Page
-- BEGIN --

Else Højgaard (18 April 1906–11 July 1979) was a Danish ballerina and an actress of stage and screen. Noted for a fiery temperament and edgy intensity, Højgaard premiered as a solo ballerina for George Balanchine in 1931 and was the primary dancer for Harald Lander until 1942. Højgaard later went on to a long career as a dramatic actress, performing and teaching at the Royal Danish Theatre. She performed in radio and television, and played supporting roles in several films including the dark drama Café Paradis (1950). Højgaard was awarded a knighthood in the Order of the Dannebrog in 1961 and promoted to Knight 1st Class in 1971.

Ballet career
Else Højgaard (née Andreasen) was born on 18 April 1906 on Bornholm, Denmark, the daughter of a civil attorney. At the age of 12, Højgaard became a student at the Royal Danish Theatre ballet school in Copenhagen and graduated in 1929. She debuted in the role of Amelie in the 1928 production of Drømmebilleder and was chosen to perform the solo of Terpsichore in George Balanchine's 1931 staging of Apollon Musagete. Following that performance, Højgaard was a solo ballerina for the Royal Danish Ballet until her retirement from ballet performance in 1942. She was the primary dancer for Harald Lander's revival of the August Bournonville ballets. Known for a fiery temperament, she was noted for her highly dramatic and lyrical performances, lending a modern, anti-romantic presentation to her roles.

-- END --

What you are asked to do
Summarize the text above about Else Højgaard in two sentences.

Listed entries

-- BEGIN --

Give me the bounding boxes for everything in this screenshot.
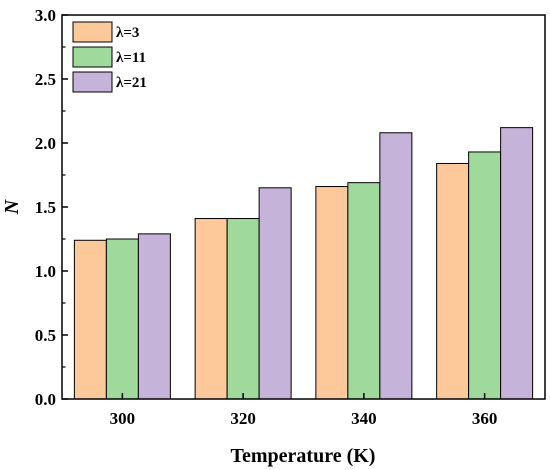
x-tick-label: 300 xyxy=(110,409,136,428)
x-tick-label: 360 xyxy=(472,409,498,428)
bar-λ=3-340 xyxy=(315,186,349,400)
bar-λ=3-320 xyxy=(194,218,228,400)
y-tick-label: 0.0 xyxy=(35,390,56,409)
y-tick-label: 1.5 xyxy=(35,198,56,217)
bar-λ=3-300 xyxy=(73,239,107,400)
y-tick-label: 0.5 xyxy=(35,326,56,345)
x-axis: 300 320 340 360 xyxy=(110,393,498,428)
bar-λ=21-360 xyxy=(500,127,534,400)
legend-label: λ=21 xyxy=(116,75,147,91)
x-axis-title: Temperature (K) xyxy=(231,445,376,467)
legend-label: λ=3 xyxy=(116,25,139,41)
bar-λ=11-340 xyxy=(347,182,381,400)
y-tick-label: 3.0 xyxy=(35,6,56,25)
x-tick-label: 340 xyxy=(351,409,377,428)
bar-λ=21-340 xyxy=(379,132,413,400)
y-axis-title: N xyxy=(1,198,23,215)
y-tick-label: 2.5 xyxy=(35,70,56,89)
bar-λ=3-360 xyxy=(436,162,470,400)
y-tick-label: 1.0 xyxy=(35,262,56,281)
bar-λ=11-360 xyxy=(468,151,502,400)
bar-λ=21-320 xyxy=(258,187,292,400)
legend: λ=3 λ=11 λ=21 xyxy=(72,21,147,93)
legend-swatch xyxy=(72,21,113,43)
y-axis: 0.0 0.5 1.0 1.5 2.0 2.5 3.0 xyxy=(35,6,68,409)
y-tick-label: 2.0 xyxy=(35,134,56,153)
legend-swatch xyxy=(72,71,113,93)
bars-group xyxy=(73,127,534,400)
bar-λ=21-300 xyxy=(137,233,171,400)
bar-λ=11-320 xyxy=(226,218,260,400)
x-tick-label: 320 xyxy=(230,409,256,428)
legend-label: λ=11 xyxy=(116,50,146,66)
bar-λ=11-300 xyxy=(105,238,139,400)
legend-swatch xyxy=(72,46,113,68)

-- END --
-- BEGIN --

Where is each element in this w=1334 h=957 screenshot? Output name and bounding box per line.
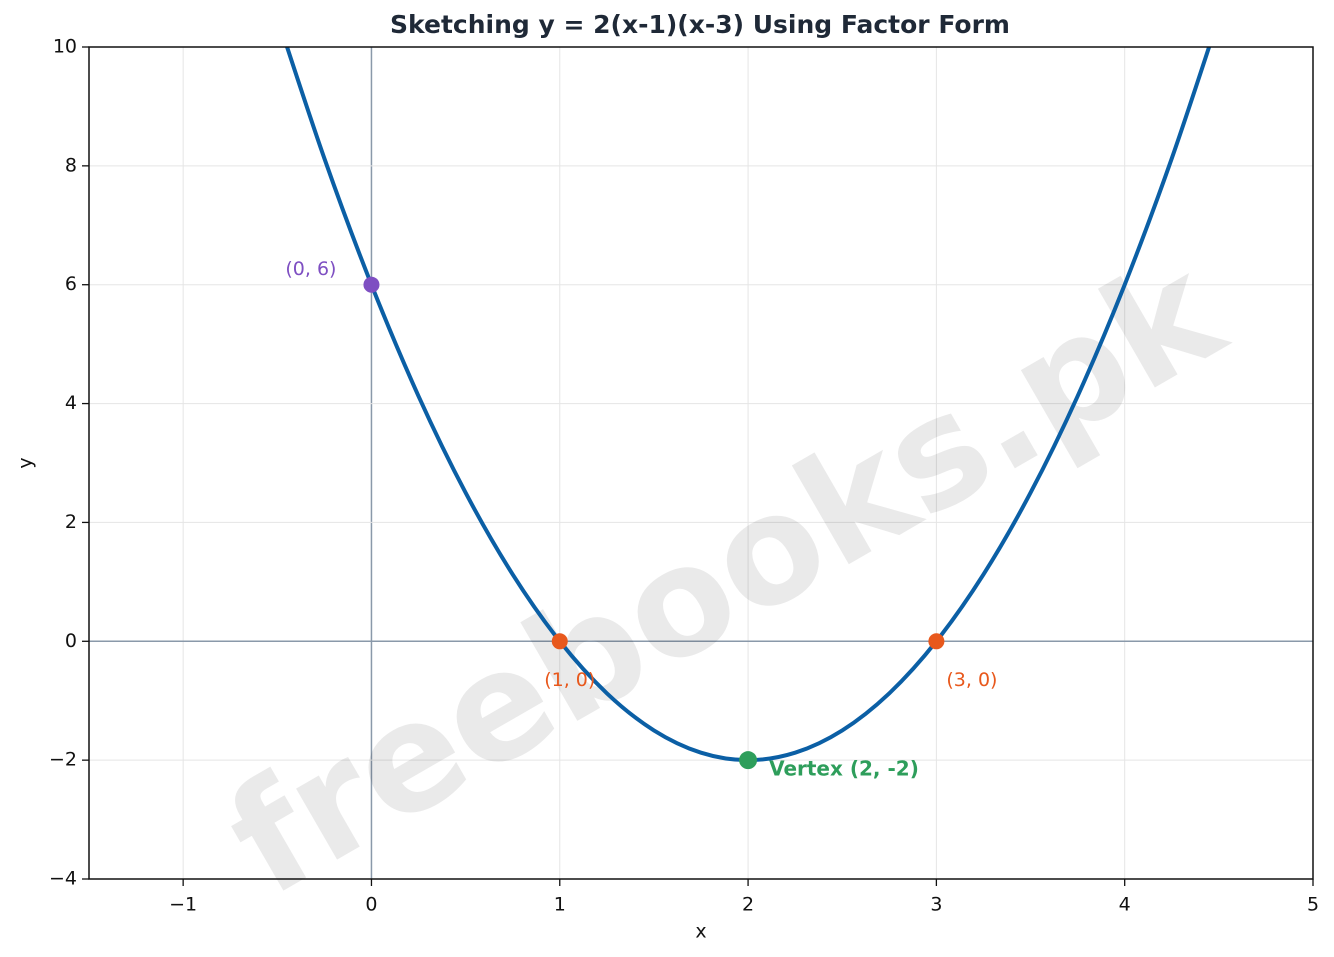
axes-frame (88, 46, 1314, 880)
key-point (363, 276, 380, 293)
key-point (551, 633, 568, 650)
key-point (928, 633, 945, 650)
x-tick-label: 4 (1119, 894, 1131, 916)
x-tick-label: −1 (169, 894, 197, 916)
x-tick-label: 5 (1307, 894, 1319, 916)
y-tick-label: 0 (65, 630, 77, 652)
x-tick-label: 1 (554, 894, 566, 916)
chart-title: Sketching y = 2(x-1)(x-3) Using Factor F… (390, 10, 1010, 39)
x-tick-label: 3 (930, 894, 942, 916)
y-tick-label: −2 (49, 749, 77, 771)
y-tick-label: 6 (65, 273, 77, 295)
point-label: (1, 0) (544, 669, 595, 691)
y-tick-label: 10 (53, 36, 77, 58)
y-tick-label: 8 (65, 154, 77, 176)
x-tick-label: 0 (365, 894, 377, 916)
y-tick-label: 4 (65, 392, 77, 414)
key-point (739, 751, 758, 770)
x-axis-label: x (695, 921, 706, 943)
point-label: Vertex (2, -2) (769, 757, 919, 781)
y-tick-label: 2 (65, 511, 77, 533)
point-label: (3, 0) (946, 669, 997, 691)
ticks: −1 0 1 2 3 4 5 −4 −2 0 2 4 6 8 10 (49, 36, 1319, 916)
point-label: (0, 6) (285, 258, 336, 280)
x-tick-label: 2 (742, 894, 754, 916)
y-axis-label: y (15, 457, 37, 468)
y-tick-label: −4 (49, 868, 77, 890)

-- END --

Response to this task
Else Højgaard (1906–1979) was a Danish ballerina who premiered as a solo ballerina for George Balanchine in 1931 and remained a solo ballerina with the Royal Danish Ballet, serving as Harald Lander's primary dancer, until 1942. She then had a long career as a dramatic actress, performing and teaching at the Royal Danish Theatre, appeared on radio, on television and in films such as Café Paradis (1950), and was awarded a knighthood in the Order of the Dannebrog in 1961.